-- START --

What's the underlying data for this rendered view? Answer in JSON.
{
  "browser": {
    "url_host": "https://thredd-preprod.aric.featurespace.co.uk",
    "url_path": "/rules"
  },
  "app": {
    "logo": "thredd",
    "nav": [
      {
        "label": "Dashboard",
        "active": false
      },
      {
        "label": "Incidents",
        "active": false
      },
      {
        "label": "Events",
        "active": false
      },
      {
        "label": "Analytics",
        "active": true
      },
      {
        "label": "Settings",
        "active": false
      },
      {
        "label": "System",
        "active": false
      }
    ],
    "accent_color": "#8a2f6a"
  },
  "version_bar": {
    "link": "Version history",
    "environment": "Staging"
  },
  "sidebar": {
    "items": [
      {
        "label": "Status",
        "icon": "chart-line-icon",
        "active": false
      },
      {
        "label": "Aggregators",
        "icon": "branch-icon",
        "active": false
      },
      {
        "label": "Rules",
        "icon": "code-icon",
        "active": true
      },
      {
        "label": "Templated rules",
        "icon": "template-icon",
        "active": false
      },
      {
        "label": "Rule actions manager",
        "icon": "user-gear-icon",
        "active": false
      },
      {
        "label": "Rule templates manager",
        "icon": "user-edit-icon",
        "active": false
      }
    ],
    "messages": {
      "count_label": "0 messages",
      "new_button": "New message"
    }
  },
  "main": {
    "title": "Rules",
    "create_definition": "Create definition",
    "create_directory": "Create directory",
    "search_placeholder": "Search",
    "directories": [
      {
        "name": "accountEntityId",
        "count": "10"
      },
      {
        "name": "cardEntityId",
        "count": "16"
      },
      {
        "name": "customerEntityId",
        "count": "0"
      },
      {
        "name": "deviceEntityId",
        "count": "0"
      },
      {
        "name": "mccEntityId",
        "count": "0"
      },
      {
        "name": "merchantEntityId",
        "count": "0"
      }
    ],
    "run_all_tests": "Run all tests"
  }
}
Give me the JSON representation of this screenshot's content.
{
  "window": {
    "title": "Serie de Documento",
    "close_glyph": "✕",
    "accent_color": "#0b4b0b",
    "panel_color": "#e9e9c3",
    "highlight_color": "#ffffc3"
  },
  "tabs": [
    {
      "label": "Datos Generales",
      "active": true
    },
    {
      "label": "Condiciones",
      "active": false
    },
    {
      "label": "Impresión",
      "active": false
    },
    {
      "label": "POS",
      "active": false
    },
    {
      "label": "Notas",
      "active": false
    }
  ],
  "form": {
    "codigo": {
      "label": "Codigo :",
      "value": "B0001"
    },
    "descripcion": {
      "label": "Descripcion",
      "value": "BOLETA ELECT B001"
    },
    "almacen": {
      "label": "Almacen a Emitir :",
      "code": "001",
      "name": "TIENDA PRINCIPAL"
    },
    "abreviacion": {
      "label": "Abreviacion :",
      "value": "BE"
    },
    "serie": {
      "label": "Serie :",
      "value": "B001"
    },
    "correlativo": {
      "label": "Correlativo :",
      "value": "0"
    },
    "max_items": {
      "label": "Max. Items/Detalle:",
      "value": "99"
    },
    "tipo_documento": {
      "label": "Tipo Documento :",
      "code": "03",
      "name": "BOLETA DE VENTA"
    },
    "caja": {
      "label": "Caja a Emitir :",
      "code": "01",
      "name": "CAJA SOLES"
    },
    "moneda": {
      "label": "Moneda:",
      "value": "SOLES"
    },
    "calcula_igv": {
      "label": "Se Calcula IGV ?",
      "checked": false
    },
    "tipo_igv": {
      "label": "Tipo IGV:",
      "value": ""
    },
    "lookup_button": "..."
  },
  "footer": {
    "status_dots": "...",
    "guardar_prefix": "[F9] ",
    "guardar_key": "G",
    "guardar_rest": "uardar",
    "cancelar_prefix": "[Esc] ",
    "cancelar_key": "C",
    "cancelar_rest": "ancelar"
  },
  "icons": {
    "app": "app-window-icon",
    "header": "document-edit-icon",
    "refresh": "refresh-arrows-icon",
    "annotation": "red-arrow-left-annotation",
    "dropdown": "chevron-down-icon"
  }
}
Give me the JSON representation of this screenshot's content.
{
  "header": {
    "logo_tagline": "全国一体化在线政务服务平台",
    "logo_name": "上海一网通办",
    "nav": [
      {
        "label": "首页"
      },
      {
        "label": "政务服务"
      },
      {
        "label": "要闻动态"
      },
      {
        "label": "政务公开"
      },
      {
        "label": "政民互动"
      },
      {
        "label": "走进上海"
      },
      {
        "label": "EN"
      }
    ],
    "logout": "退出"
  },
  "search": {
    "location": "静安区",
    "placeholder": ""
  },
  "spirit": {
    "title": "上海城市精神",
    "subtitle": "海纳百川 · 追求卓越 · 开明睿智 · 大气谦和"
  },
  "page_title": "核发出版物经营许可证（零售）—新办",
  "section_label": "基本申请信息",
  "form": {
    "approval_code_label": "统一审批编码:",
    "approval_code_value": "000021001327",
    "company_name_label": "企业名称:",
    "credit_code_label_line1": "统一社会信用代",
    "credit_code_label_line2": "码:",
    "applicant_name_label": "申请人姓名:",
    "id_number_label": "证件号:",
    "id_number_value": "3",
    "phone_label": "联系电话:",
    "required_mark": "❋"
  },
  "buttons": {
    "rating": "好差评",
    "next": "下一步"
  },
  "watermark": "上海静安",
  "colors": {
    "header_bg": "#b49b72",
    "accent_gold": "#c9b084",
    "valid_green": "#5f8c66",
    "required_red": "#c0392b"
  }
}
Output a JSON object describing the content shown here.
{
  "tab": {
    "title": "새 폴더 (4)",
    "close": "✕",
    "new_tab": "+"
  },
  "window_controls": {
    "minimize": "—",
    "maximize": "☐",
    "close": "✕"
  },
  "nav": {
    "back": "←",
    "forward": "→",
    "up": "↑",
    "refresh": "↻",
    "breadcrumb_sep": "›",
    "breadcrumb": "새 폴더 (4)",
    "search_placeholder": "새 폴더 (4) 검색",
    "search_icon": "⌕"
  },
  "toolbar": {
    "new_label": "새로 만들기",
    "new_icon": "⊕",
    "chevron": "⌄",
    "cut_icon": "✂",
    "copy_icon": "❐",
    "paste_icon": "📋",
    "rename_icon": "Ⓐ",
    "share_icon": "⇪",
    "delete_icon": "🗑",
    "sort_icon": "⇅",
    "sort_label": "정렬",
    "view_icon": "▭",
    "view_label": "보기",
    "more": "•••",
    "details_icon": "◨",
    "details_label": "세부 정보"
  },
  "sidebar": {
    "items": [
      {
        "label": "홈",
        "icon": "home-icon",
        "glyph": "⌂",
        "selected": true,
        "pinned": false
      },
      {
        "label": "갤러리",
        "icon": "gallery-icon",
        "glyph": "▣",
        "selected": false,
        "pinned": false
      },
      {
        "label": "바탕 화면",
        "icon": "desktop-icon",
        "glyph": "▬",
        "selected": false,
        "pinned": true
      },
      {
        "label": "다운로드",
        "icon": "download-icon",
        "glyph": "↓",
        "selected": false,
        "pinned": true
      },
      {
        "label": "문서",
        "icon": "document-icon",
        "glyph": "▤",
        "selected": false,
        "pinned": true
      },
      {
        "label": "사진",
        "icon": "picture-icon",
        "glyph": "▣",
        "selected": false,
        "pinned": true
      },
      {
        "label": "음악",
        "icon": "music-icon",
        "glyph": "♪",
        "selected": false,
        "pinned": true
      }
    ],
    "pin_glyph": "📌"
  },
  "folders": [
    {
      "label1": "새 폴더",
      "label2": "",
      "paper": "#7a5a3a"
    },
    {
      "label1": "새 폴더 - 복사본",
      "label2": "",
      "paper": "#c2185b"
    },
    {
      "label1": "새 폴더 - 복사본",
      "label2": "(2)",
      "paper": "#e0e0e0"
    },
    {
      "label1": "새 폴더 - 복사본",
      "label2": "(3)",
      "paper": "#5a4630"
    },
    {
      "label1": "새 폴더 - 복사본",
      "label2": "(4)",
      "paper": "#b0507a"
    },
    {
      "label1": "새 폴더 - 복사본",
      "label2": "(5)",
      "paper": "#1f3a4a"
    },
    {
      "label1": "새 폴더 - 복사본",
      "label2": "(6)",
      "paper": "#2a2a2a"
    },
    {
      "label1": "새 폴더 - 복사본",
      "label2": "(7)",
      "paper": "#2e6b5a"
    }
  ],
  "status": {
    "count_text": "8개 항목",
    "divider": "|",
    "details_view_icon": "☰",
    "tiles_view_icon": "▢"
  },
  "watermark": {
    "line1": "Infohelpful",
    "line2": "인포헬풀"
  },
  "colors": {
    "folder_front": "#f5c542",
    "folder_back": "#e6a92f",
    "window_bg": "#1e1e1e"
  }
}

-- END --

§ **Task to carry out**
Copy all lines from the data that hold the word "Create".

§ **Completed task**
    "create_definition": "Create definition",
    "create_directory": "Create directory",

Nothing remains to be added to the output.